--- WORK TO COMPLETE ---
Return all the data below as it stands, minus the pictures.

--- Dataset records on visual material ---
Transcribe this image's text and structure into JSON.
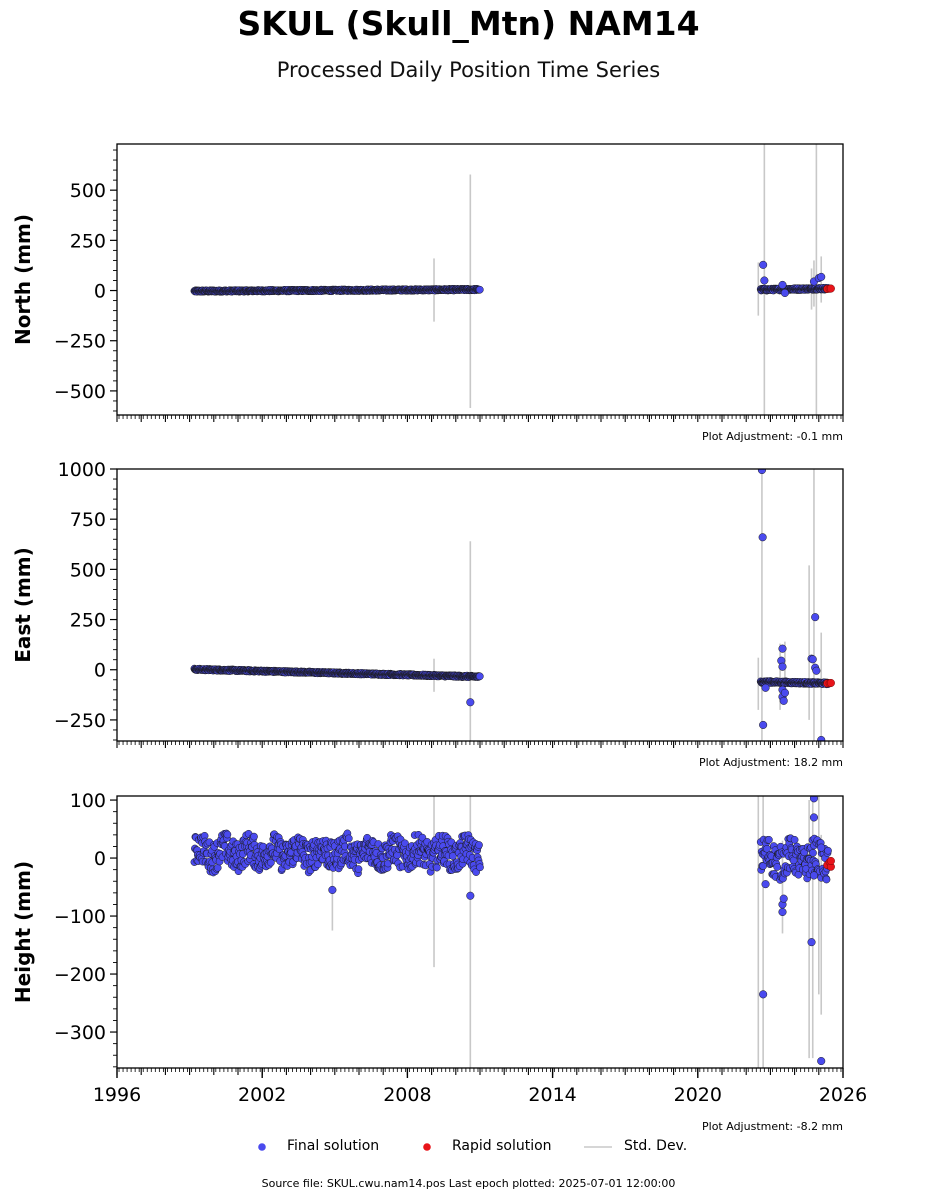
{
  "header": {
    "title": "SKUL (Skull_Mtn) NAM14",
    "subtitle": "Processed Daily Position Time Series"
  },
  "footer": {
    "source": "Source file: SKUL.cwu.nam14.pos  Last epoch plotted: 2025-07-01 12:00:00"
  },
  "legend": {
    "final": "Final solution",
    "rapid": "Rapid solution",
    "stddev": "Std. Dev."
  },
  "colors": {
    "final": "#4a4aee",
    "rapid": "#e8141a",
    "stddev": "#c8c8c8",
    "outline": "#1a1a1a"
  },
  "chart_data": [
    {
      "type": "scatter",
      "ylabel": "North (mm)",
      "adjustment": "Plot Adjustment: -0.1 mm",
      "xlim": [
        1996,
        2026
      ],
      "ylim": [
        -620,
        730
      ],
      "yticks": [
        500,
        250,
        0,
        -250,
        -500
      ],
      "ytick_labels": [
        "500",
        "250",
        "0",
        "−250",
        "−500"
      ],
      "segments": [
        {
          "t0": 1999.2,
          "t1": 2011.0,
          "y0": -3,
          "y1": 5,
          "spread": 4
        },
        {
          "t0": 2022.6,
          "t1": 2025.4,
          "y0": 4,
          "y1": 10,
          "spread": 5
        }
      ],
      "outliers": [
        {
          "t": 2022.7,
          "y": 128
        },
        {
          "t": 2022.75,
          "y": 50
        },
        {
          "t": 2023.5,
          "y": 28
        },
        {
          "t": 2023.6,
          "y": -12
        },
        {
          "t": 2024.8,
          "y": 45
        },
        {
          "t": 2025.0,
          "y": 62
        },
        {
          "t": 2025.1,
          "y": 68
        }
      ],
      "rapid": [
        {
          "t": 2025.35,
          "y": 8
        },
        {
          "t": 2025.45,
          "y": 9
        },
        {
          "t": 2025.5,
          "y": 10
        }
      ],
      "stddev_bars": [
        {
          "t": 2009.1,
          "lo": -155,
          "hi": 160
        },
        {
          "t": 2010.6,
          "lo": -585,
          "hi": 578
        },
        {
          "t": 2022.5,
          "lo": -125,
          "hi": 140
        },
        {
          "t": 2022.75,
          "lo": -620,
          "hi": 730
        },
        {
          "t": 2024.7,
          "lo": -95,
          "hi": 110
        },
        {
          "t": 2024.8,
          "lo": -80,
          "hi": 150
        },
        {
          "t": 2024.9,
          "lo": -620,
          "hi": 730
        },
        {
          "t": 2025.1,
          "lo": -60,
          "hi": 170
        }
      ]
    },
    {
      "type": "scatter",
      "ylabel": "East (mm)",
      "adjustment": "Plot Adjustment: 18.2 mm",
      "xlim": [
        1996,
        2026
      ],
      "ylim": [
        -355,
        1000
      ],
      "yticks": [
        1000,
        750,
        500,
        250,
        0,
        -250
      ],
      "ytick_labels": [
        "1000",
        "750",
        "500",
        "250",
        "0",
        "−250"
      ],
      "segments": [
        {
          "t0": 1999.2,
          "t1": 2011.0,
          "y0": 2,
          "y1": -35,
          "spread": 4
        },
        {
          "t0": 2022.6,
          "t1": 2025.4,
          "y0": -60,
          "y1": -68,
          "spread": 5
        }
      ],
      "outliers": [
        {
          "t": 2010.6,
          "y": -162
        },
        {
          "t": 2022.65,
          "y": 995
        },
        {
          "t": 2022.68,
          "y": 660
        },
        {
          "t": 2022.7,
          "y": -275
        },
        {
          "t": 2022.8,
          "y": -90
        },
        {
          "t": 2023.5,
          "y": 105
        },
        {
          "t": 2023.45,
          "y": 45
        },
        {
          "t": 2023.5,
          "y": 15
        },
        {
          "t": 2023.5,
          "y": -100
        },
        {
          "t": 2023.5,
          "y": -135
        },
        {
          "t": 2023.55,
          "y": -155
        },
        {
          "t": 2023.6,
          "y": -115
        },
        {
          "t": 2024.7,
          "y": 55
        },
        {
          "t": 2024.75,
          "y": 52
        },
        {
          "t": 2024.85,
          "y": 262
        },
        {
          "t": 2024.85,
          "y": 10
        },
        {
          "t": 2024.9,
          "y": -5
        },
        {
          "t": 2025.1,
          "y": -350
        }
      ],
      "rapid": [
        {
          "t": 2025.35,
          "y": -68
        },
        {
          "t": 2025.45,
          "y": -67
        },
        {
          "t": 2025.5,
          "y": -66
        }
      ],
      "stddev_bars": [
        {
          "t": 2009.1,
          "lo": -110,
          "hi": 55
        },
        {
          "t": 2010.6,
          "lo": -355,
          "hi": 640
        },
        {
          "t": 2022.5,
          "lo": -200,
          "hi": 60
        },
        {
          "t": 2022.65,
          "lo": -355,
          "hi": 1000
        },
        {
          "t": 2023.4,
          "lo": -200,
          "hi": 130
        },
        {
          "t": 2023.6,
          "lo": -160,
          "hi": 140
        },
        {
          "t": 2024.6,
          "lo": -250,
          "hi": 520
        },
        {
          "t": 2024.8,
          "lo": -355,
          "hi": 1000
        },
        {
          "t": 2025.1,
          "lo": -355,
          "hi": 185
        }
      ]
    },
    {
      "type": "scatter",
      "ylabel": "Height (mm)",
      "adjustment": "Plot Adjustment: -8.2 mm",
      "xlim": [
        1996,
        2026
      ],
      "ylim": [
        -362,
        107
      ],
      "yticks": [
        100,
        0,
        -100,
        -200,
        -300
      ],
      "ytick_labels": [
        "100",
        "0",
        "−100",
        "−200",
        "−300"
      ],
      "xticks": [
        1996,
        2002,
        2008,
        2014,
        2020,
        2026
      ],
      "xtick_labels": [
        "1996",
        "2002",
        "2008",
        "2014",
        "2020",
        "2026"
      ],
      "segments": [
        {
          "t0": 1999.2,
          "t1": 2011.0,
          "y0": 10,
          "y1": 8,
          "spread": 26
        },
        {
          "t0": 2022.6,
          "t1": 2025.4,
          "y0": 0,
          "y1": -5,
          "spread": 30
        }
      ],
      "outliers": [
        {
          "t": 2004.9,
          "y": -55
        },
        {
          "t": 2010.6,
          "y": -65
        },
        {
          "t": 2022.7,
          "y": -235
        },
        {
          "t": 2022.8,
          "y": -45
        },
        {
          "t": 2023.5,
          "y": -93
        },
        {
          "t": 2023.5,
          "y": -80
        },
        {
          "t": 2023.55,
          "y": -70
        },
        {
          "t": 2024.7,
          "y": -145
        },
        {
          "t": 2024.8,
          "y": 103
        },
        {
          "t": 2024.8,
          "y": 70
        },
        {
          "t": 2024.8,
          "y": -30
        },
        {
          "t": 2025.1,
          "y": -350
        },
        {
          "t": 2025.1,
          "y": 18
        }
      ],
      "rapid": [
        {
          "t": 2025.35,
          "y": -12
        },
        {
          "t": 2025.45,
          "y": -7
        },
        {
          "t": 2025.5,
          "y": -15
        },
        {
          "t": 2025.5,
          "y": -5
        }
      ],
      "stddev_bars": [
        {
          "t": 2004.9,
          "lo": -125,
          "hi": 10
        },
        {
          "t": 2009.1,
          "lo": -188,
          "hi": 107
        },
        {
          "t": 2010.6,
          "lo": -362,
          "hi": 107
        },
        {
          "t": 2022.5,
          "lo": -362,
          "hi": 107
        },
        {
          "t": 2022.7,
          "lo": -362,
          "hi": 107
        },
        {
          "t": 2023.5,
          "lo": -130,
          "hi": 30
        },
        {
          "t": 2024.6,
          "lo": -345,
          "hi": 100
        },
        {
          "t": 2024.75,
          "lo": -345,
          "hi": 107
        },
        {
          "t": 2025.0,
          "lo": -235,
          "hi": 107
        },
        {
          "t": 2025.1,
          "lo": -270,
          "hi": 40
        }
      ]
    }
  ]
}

--- RESULT BELOW ---
Transcribe this image's text and structure into JSON.
{
  "header": {
    "title": "SKUL (Skull_Mtn) NAM14",
    "subtitle": "Processed Daily Position Time Series"
  },
  "footer": {
    "source": "Source file: SKUL.cwu.nam14.pos  Last epoch plotted: 2025-07-01 12:00:00"
  },
  "legend": {
    "final": "Final solution",
    "rapid": "Rapid solution",
    "stddev": "Std. Dev."
  },
  "colors": {
    "final": "#4a4aee",
    "rapid": "#e8141a",
    "stddev": "#c8c8c8",
    "outline": "#1a1a1a"
  },
  "chart_data": [
    {
      "type": "scatter",
      "ylabel": "North (mm)",
      "adjustment": "Plot Adjustment: -0.1 mm",
      "xlim": [
        1996,
        2026
      ],
      "ylim": [
        -620,
        730
      ],
      "yticks": [
        500,
        250,
        0,
        -250,
        -500
      ],
      "ytick_labels": [
        "500",
        "250",
        "0",
        "−250",
        "−500"
      ],
      "segments": [
        {
          "t0": 1999.2,
          "t1": 2011.0,
          "y0": -3,
          "y1": 5,
          "spread": 4
        },
        {
          "t0": 2022.6,
          "t1": 2025.4,
          "y0": 4,
          "y1": 10,
          "spread": 5
        }
      ],
      "outliers": [
        {
          "t": 2022.7,
          "y": 128
        },
        {
          "t": 2022.75,
          "y": 50
        },
        {
          "t": 2023.5,
          "y": 28
        },
        {
          "t": 2023.6,
          "y": -12
        },
        {
          "t": 2024.8,
          "y": 45
        },
        {
          "t": 2025.0,
          "y": 62
        },
        {
          "t": 2025.1,
          "y": 68
        }
      ],
      "rapid": [
        {
          "t": 2025.35,
          "y": 8
        },
        {
          "t": 2025.45,
          "y": 9
        },
        {
          "t": 2025.5,
          "y": 10
        }
      ],
      "stddev_bars": [
        {
          "t": 2009.1,
          "lo": -155,
          "hi": 160
        },
        {
          "t": 2010.6,
          "lo": -585,
          "hi": 578
        },
        {
          "t": 2022.5,
          "lo": -125,
          "hi": 140
        },
        {
          "t": 2022.75,
          "lo": -620,
          "hi": 730
        },
        {
          "t": 2024.7,
          "lo": -95,
          "hi": 110
        },
        {
          "t": 2024.8,
          "lo": -80,
          "hi": 150
        },
        {
          "t": 2024.9,
          "lo": -620,
          "hi": 730
        },
        {
          "t": 2025.1,
          "lo": -60,
          "hi": 170
        }
      ]
    },
    {
      "type": "scatter",
      "ylabel": "East (mm)",
      "adjustment": "Plot Adjustment: 18.2 mm",
      "xlim": [
        1996,
        2026
      ],
      "ylim": [
        -355,
        1000
      ],
      "yticks": [
        1000,
        750,
        500,
        250,
        0,
        -250
      ],
      "ytick_labels": [
        "1000",
        "750",
        "500",
        "250",
        "0",
        "−250"
      ],
      "segments": [
        {
          "t0": 1999.2,
          "t1": 2011.0,
          "y0": 2,
          "y1": -35,
          "spread": 4
        },
        {
          "t0": 2022.6,
          "t1": 2025.4,
          "y0": -60,
          "y1": -68,
          "spread": 5
        }
      ],
      "outliers": [
        {
          "t": 2010.6,
          "y": -162
        },
        {
          "t": 2022.65,
          "y": 995
        },
        {
          "t": 2022.68,
          "y": 660
        },
        {
          "t": 2022.7,
          "y": -275
        },
        {
          "t": 2022.8,
          "y": -90
        },
        {
          "t": 2023.5,
          "y": 105
        },
        {
          "t": 2023.45,
          "y": 45
        },
        {
          "t": 2023.5,
          "y": 15
        },
        {
          "t": 2023.5,
          "y": -100
        },
        {
          "t": 2023.5,
          "y": -135
        },
        {
          "t": 2023.55,
          "y": -155
        },
        {
          "t": 2023.6,
          "y": -115
        },
        {
          "t": 2024.7,
          "y": 55
        },
        {
          "t": 2024.75,
          "y": 52
        },
        {
          "t": 2024.85,
          "y": 262
        },
        {
          "t": 2024.85,
          "y": 10
        },
        {
          "t": 2024.9,
          "y": -5
        },
        {
          "t": 2025.1,
          "y": -350
        }
      ],
      "rapid": [
        {
          "t": 2025.35,
          "y": -68
        },
        {
          "t": 2025.45,
          "y": -67
        },
        {
          "t": 2025.5,
          "y": -66
        }
      ],
      "stddev_bars": [
        {
          "t": 2009.1,
          "lo": -110,
          "hi": 55
        },
        {
          "t": 2010.6,
          "lo": -355,
          "hi": 640
        },
        {
          "t": 2022.5,
          "lo": -200,
          "hi": 60
        },
        {
          "t": 2022.65,
          "lo": -355,
          "hi": 1000
        },
        {
          "t": 2023.4,
          "lo": -200,
          "hi": 130
        },
        {
          "t": 2023.6,
          "lo": -160,
          "hi": 140
        },
        {
          "t": 2024.6,
          "lo": -250,
          "hi": 520
        },
        {
          "t": 2024.8,
          "lo": -355,
          "hi": 1000
        },
        {
          "t": 2025.1,
          "lo": -355,
          "hi": 185
        }
      ]
    },
    {
      "type": "scatter",
      "ylabel": "Height (mm)",
      "adjustment": "Plot Adjustment: -8.2 mm",
      "xlim": [
        1996,
        2026
      ],
      "ylim": [
        -362,
        107
      ],
      "yticks": [
        100,
        0,
        -100,
        -200,
        -300
      ],
      "ytick_labels": [
        "100",
        "0",
        "−100",
        "−200",
        "−300"
      ],
      "xticks": [
        1996,
        2002,
        2008,
        2014,
        2020,
        2026
      ],
      "xtick_labels": [
        "1996",
        "2002",
        "2008",
        "2014",
        "2020",
        "2026"
      ],
      "segments": [
        {
          "t0": 1999.2,
          "t1": 2011.0,
          "y0": 10,
          "y1": 8,
          "spread": 26
        },
        {
          "t0": 2022.6,
          "t1": 2025.4,
          "y0": 0,
          "y1": -5,
          "spread": 30
        }
      ],
      "outliers": [
        {
          "t": 2004.9,
          "y": -55
        },
        {
          "t": 2010.6,
          "y": -65
        },
        {
          "t": 2022.7,
          "y": -235
        },
        {
          "t": 2022.8,
          "y": -45
        },
        {
          "t": 2023.5,
          "y": -93
        },
        {
          "t": 2023.5,
          "y": -80
        },
        {
          "t": 2023.55,
          "y": -70
        },
        {
          "t": 2024.7,
          "y": -145
        },
        {
          "t": 2024.8,
          "y": 103
        },
        {
          "t": 2024.8,
          "y": 70
        },
        {
          "t": 2024.8,
          "y": -30
        },
        {
          "t": 2025.1,
          "y": -350
        },
        {
          "t": 2025.1,
          "y": 18
        }
      ],
      "rapid": [
        {
          "t": 2025.35,
          "y": -12
        },
        {
          "t": 2025.45,
          "y": -7
        },
        {
          "t": 2025.5,
          "y": -15
        },
        {
          "t": 2025.5,
          "y": -5
        }
      ],
      "stddev_bars": [
        {
          "t": 2004.9,
          "lo": -125,
          "hi": 10
        },
        {
          "t": 2009.1,
          "lo": -188,
          "hi": 107
        },
        {
          "t": 2010.6,
          "lo": -362,
          "hi": 107
        },
        {
          "t": 2022.5,
          "lo": -362,
          "hi": 107
        },
        {
          "t": 2022.7,
          "lo": -362,
          "hi": 107
        },
        {
          "t": 2023.5,
          "lo": -130,
          "hi": 30
        },
        {
          "t": 2024.6,
          "lo": -345,
          "hi": 100
        },
        {
          "t": 2024.75,
          "lo": -345,
          "hi": 107
        },
        {
          "t": 2025.0,
          "lo": -235,
          "hi": 107
        },
        {
          "t": 2025.1,
          "lo": -270,
          "hi": 40
        }
      ]
    }
  ]
}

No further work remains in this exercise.